# Dataset records of document pages
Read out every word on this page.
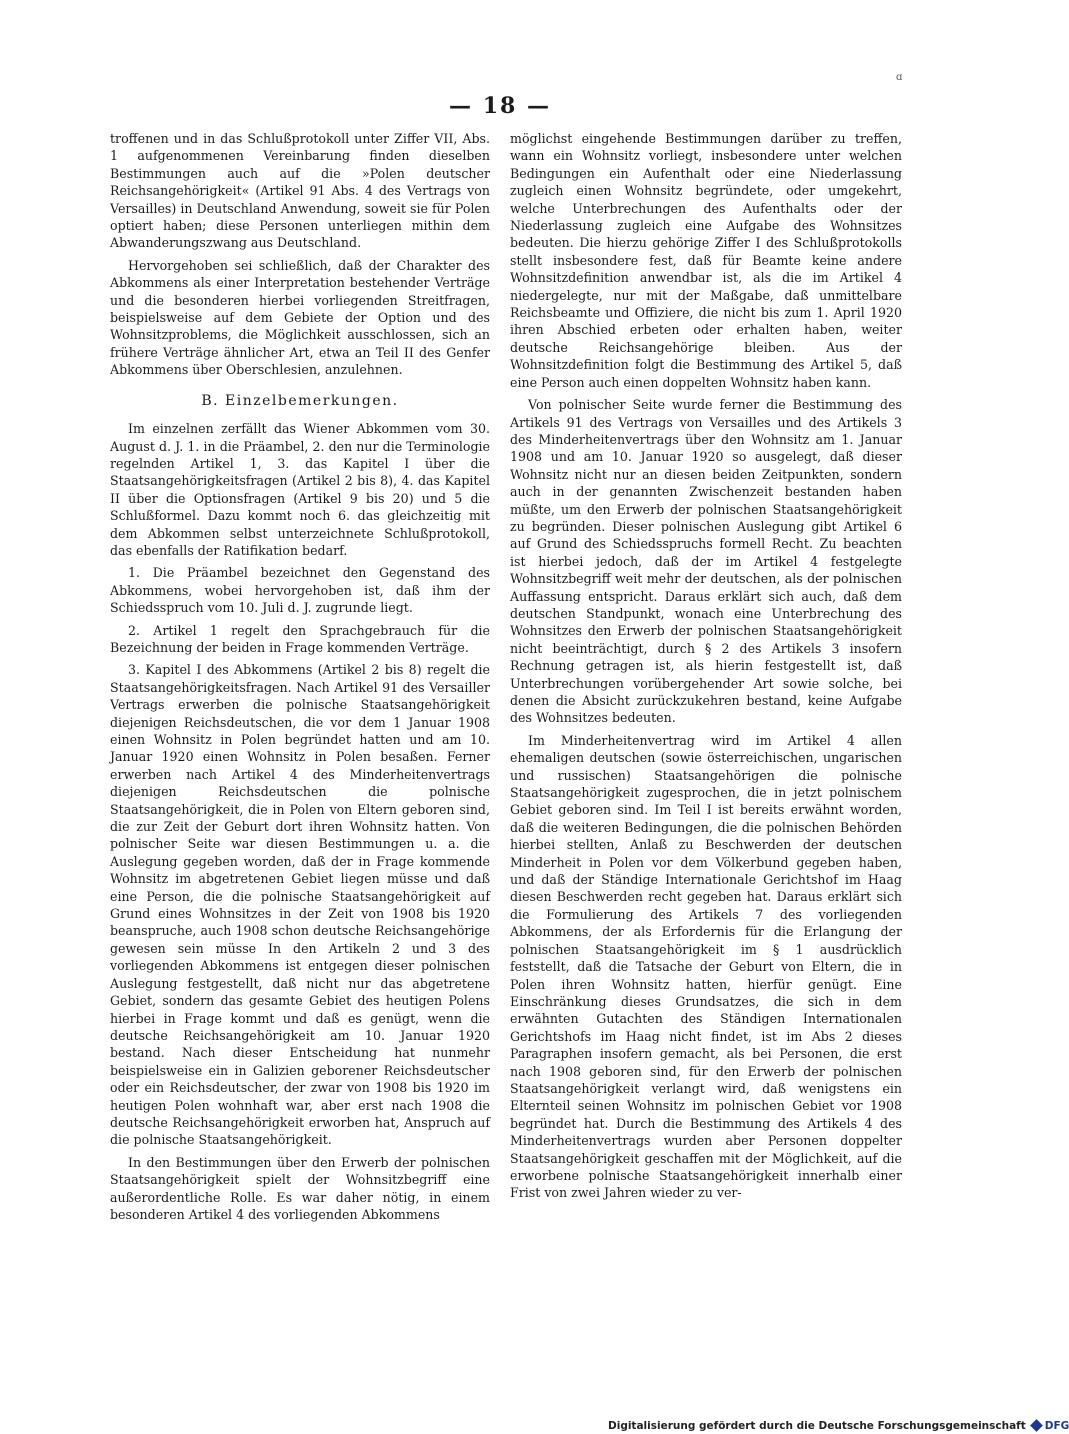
— 18 —
ɑ

troffenen und in das Schlußprotokoll unter Ziffer VII, Abs. 1 aufgenommenen Vereinbarung finden dieselben Bestimmungen auch auf die »Polen deutscher Reichsangehörigkeit« (Artikel 91 Abs. 4 des Vertrags von Versailles) in Deutschland Anwendung, soweit sie für Polen optiert haben; diese Personen unterliegen mithin dem Abwanderungszwang aus Deutschland.

Hervorgehoben sei schließlich, daß der Charakter des Abkommens als einer Interpretation bestehender Verträge und die besonderen hierbei vorliegenden Streitfragen, beispielsweise auf dem Gebiete der Option und des Wohnsitzproblems, die Möglichkeit ausschlossen, sich an frühere Verträge ähnlicher Art, etwa an Teil II des Genfer Abkommens über Oberschlesien, anzulehnen.

B. Einzelbemerkungen.

Im einzelnen zerfällt das Wiener Abkommen vom 30. August d. J. 1. in die Präambel, 2. den nur die Terminologie regelnden Artikel 1, 3. das Kapitel I über die Staatsangehörigkeitsfragen (Artikel 2 bis 8), 4. das Kapitel II über die Optionsfragen (Artikel 9 bis 20) und 5 die Schlußformel. Dazu kommt noch 6. das gleichzeitig mit dem Abkommen selbst unterzeichnete Schlußprotokoll, das ebenfalls der Ratifikation bedarf.

1. Die Präambel bezeichnet den Gegenstand des Abkommens, wobei hervorgehoben ist, daß ihm der Schiedsspruch vom 10. Juli d. J. zugrunde liegt.

2. Artikel 1 regelt den Sprachgebrauch für die Bezeichnung der beiden in Frage kommenden Verträge.

3. Kapitel I des Abkommens (Artikel 2 bis 8) regelt die Staatsangehörigkeitsfragen. Nach Artikel 91 des Versailler Vertrags erwerben die polnische Staatsangehörigkeit diejenigen Reichsdeutschen, die vor dem 1 Januar 1908 einen Wohnsitz in Polen begründet hatten und am 10. Januar 1920 einen Wohnsitz in Polen besaßen. Ferner erwerben nach Artikel 4 des Minderheitenvertrags diejenigen Reichsdeutschen die polnische Staatsangehörigkeit, die in Polen von Eltern geboren sind, die zur Zeit der Geburt dort ihren Wohnsitz hatten. Von polnischer Seite war diesen Bestimmungen u. a. die Auslegung gegeben worden, daß der in Frage kommende Wohnsitz im abgetretenen Gebiet liegen müsse und daß eine Person, die die polnische Staatsangehörigkeit auf Grund eines Wohnsitzes in der Zeit von 1908 bis 1920 beanspruche, auch 1908 schon deutsche Reichsangehörige gewesen sein müsse In den Artikeln 2 und 3 des vorliegenden Abkommens ist entgegen dieser polnischen Auslegung festgestellt, daß nicht nur das abgetretene Gebiet, sondern das gesamte Gebiet des heutigen Polens hierbei in Frage kommt und daß es genügt, wenn die deutsche Reichsangehörigkeit am 10. Januar 1920 bestand. Nach dieser Entscheidung hat nunmehr beispielsweise ein in Galizien geborener Reichsdeutscher oder ein Reichsdeutscher, der zwar von 1908 bis 1920 im heutigen Polen wohnhaft war, aber erst nach 1908 die deutsche Reichsangehörigkeit erworben hat, Anspruch auf die polnische Staatsangehörigkeit.

In den Bestimmungen über den Erwerb der polnischen Staatsangehörigkeit spielt der Wohnsitzbegriff eine außerordentliche Rolle. Es war daher nötig, in einem besonderen Artikel 4 des vorliegenden Abkommens

möglichst eingehende Bestimmungen darüber zu treffen, wann ein Wohnsitz vorliegt, insbesondere unter welchen Bedingungen ein Aufenthalt oder eine Niederlassung zugleich einen Wohnsitz begründete, oder umgekehrt, welche Unterbrechungen des Aufenthalts oder der Niederlassung zugleich eine Aufgabe des Wohnsitzes bedeuten. Die hierzu gehörige Ziffer I des Schlußprotokolls stellt insbesondere fest, daß für Beamte keine andere Wohnsitzdefinition anwendbar ist, als die im Artikel 4 niedergelegte, nur mit der Maßgabe, daß unmittelbare Reichsbeamte und Offiziere, die nicht bis zum 1. April 1920 ihren Abschied erbeten oder erhalten haben, weiter deutsche Reichsangehörige bleiben. Aus der Wohnsitzdefinition folgt die Bestimmung des Artikel 5, daß eine Person auch einen doppelten Wohnsitz haben kann.

Von polnischer Seite wurde ferner die Bestimmung des Artikels 91 des Vertrags von Versailles und des Artikels 3 des Minderheitenvertrags über den Wohnsitz am 1. Januar 1908 und am 10. Januar 1920 so ausgelegt, daß dieser Wohnsitz nicht nur an diesen beiden Zeitpunkten, sondern auch in der genannten Zwischenzeit bestanden haben müßte, um den Erwerb der polnischen Staatsangehörigkeit zu begründen. Dieser polnischen Auslegung gibt Artikel 6 auf Grund des Schiedsspruchs formell Recht. Zu beachten ist hierbei jedoch, daß der im Artikel 4 festgelegte Wohnsitzbegriff weit mehr der deutschen, als der polnischen Auffassung entspricht. Daraus erklärt sich auch, daß dem deutschen Standpunkt, wonach eine Unterbrechung des Wohnsitzes den Erwerb der polnischen Staatsangehörigkeit nicht beeinträchtigt, durch § 2 des Artikels 3 insofern Rechnung getragen ist, als hierin festgestellt ist, daß Unterbrechungen vorübergehender Art sowie solche, bei denen die Absicht zurückzukehren bestand, keine Aufgabe des Wohnsitzes bedeuten.

Im Minderheitenvertrag wird im Artikel 4 allen ehemaligen deutschen (sowie österreichischen, ungarischen und russischen) Staatsangehörigen die polnische Staatsangehörigkeit zugesprochen, die in jetzt polnischem Gebiet geboren sind. Im Teil I ist bereits erwähnt worden, daß die weiteren Bedingungen, die die polnischen Behörden hierbei stellten, Anlaß zu Beschwerden der deutschen Minderheit in Polen vor dem Völkerbund gegeben haben, und daß der Ständige Internationale Gerichtshof im Haag diesen Beschwerden recht gegeben hat. Daraus erklärt sich die Formulierung des Artikels 7 des vorliegenden Abkommens, der als Erfordernis für die Erlangung der polnischen Staatsangehörigkeit im § 1 ausdrücklich feststellt, daß die Tatsache der Geburt von Eltern, die in Polen ihren Wohnsitz hatten, hierfür genügt. Eine Einschränkung dieses Grundsatzes, die sich in dem erwähnten Gutachten des Ständigen Internationalen Gerichtshofs im Haag nicht findet, ist im Abs 2 dieses Paragraphen insofern gemacht, als bei Personen, die erst nach 1908 geboren sind, für den Erwerb der polnischen Staatsangehörigkeit verlangt wird, daß wenigstens ein Elternteil seinen Wohnsitz im polnischen Gebiet vor 1908 begründet hat. Durch die Bestimmung des Artikels 4 des Minderheitenvertrags wurden aber Personen doppelter Staatsangehörigkeit geschaffen mit der Möglichkeit, auf die erworbene polnische Staatsangehörigkeit innerhalb einer Frist von zwei Jahren wieder zu ver-

Digitalisierung gefördert durch die Deutsche Forschungsgemeinschaft DFG
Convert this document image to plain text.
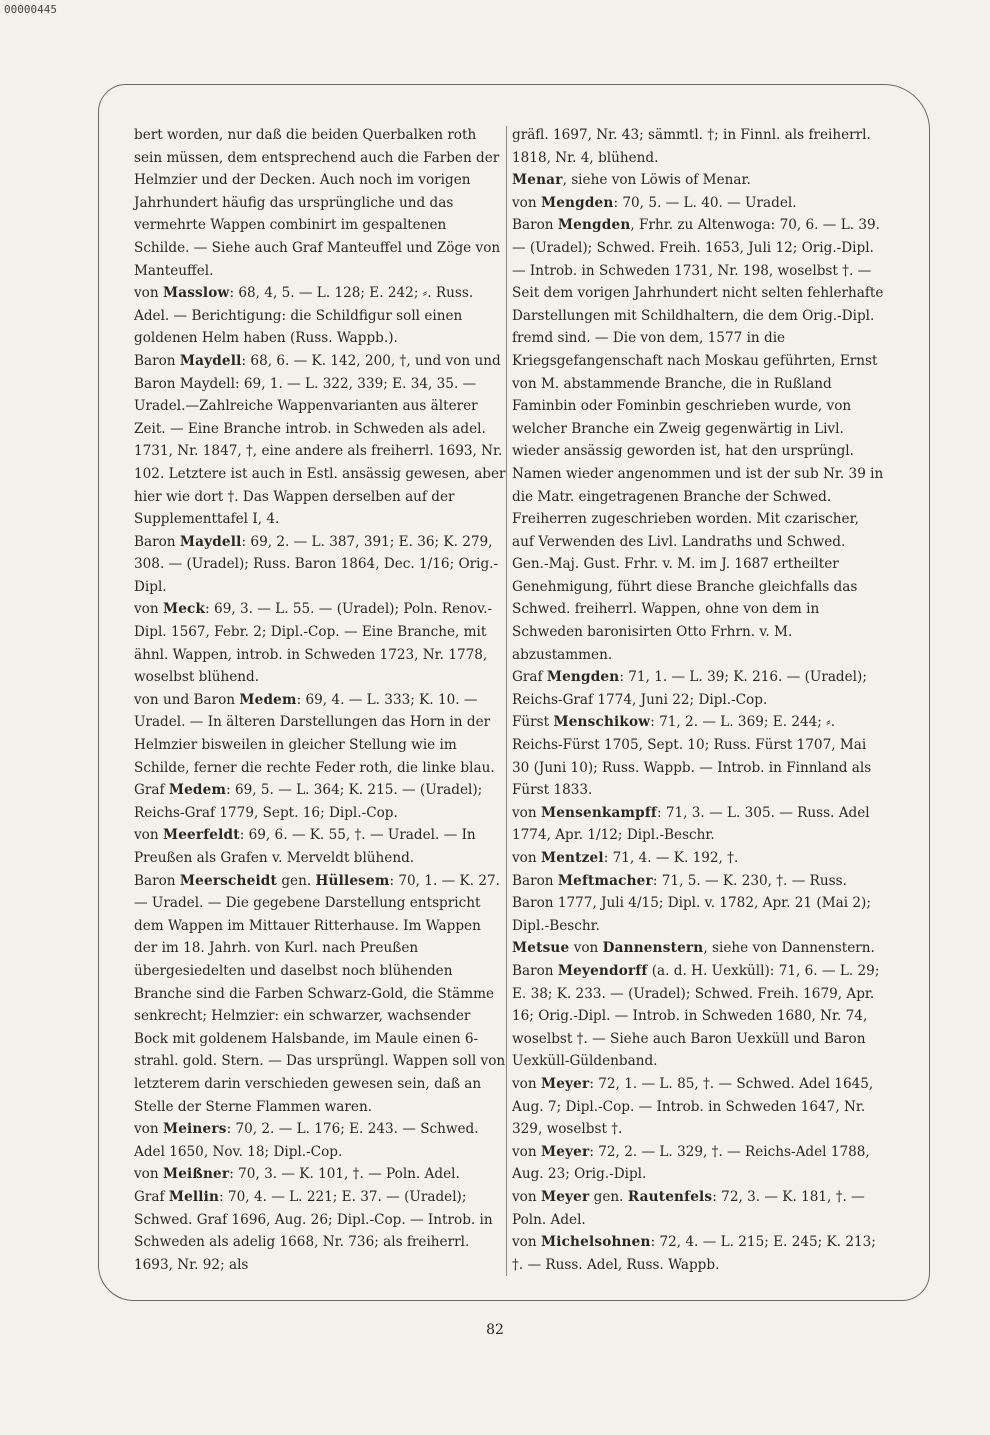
00000445

bert worden, nur daß die beiden Querbalken roth sein müssen, dem entsprechend auch die Farben der Helmzier und der Decken. Auch noch im vorigen Jahrhundert häufig das ursprüngliche und das vermehrte Wappen combinirt im gespaltenen Schilde. — Siehe auch Graf Manteuffel und Zöge von Manteuffel.

von Masslow: 68, 4, 5. — L. 128; E. 242; ⸗. Russ. Adel. — Berichtigung: die Schildfigur soll einen goldenen Helm haben (Russ. Wappb.).

Baron Maydell: 68, 6. — K. 142, 200, †, und von und Baron Maydell: 69, 1. — L. 322, 339; E. 34, 35. — Uradel.—Zahlreiche Wappenvarianten aus älterer Zeit. — Eine Branche introb. in Schweden als adel. 1731, Nr. 1847, †, eine andere als freiherrl. 1693, Nr. 102. Letztere ist auch in Estl. ansässig gewesen, aber hier wie dort †. Das Wappen derselben auf der Supplementtafel I, 4.

Baron Maydell: 69, 2. — L. 387, 391; E. 36; K. 279, 308. — (Uradel); Russ. Baron 1864, Dec. 1/16; Orig.-Dipl.

von Meck: 69, 3. — L. 55. — (Uradel); Poln. Renov.-Dipl. 1567, Febr. 2; Dipl.-Cop. — Eine Branche, mit ähnl. Wappen, introb. in Schweden 1723, Nr. 1778, woselbst blühend.

von und Baron Medem: 69, 4. — L. 333; K. 10. — Uradel. — In älteren Darstellungen das Horn in der Helmzier bisweilen in gleicher Stellung wie im Schilde, ferner die rechte Feder roth, die linke blau.

Graf Medem: 69, 5. — L. 364; K. 215. — (Uradel); Reichs-Graf 1779, Sept. 16; Dipl.-Cop.

von Meerfeldt: 69, 6. — K. 55, †. — Uradel. — In Preußen als Grafen v. Merveldt blühend.

Baron Meerscheidt gen. Hüllesem: 70, 1. — K. 27. — Uradel. — Die gegebene Darstellung entspricht dem Wappen im Mittauer Ritterhause. Im Wappen der im 18. Jahrh. von Kurl. nach Preußen übergesiedelten und daselbst noch blühenden Branche sind die Farben Schwarz-Gold, die Stämme senkrecht; Helmzier: ein schwarzer, wachsender Bock mit goldenem Halsbande, im Maule einen 6-strahl. gold. Stern. — Das ursprüngl. Wappen soll von letzterem darin verschieden gewesen sein, daß an Stelle der Sterne Flammen waren.

von Meiners: 70, 2. — L. 176; E. 243. — Schwed. Adel 1650, Nov. 18; Dipl.-Cop.

von Meißner: 70, 3. — K. 101, †. — Poln. Adel.

Graf Mellin: 70, 4. — L. 221; E. 37. — (Uradel); Schwed. Graf 1696, Aug. 26; Dipl.-Cop. — Introb. in Schweden als adelig 1668, Nr. 736; als freiherrl. 1693, Nr. 92; als

gräfl. 1697, Nr. 43; sämmtl. †; in Finnl. als freiherrl. 1818, Nr. 4, blühend.

Menar, siehe von Löwis of Menar.

von Mengden: 70, 5. — L. 40. — Uradel.

Baron Mengden, Frhr. zu Altenwoga: 70, 6. — L. 39. — (Uradel); Schwed. Freih. 1653, Juli 12; Orig.-Dipl. — Introb. in Schweden 1731, Nr. 198, woselbst †. — Seit dem vorigen Jahrhundert nicht selten fehlerhafte Darstellungen mit Schildhaltern, die dem Orig.-Dipl. fremd sind. — Die von dem, 1577 in die Kriegsgefangenschaft nach Moskau geführten, Ernst von M. abstammende Branche, die in Rußland Faminbin oder Fominbin geschrieben wurde, von welcher Branche ein Zweig gegenwärtig in Livl. wieder ansässig geworden ist, hat den ursprüngl. Namen wieder angenommen und ist der sub Nr. 39 in die Matr. eingetragenen Branche der Schwed. Freiherren zugeschrieben worden. Mit czarischer, auf Verwenden des Livl. Landraths und Schwed. Gen.-Maj. Gust. Frhr. v. M. im J. 1687 ertheilter Genehmigung, führt diese Branche gleichfalls das Schwed. freiherrl. Wappen, ohne von dem in Schweden baronisirten Otto Frhrn. v. M. abzustammen.

Graf Mengden: 71, 1. — L. 39; K. 216. — (Uradel); Reichs-Graf 1774, Juni 22; Dipl.-Cop.

Fürst Menschikow: 71, 2. — L. 369; E. 244; ⸗. Reichs-Fürst 1705, Sept. 10; Russ. Fürst 1707, Mai 30 (Juni 10); Russ. Wappb. — Introb. in Finnland als Fürst 1833.

von Mensenkampff: 71, 3. — L. 305. — Russ. Adel 1774, Apr. 1/12; Dipl.-Beschr.

von Mentzel: 71, 4. — K. 192, †.

Baron Meftmacher: 71, 5. — K. 230, †. — Russ. Baron 1777, Juli 4/15; Dipl. v. 1782, Apr. 21 (Mai 2); Dipl.-Beschr.

Metsue von Dannenstern, siehe von Dannenstern.

Baron Meyendorff (a. d. H. Uexküll): 71, 6. — L. 29; E. 38; K. 233. — (Uradel); Schwed. Freih. 1679, Apr. 16; Orig.-Dipl. — Introb. in Schweden 1680, Nr. 74, woselbst †. — Siehe auch Baron Uexküll und Baron Uexküll-Güldenband.

von Meyer: 72, 1. — L. 85, †. — Schwed. Adel 1645, Aug. 7; Dipl.-Cop. — Introb. in Schweden 1647, Nr. 329, woselbst †.

von Meyer: 72, 2. — L. 329, †. — Reichs-Adel 1788, Aug. 23; Orig.-Dipl.

von Meyer gen. Rautenfels: 72, 3. — K. 181, †. — Poln. Adel.

von Michelsohnen: 72, 4. — L. 215; E. 245; K. 213; †. — Russ. Adel, Russ. Wappb.

82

# What the task requires
Give the number of lines above in which the word "Beschr" appears, and nothing more.

# Output for this task
2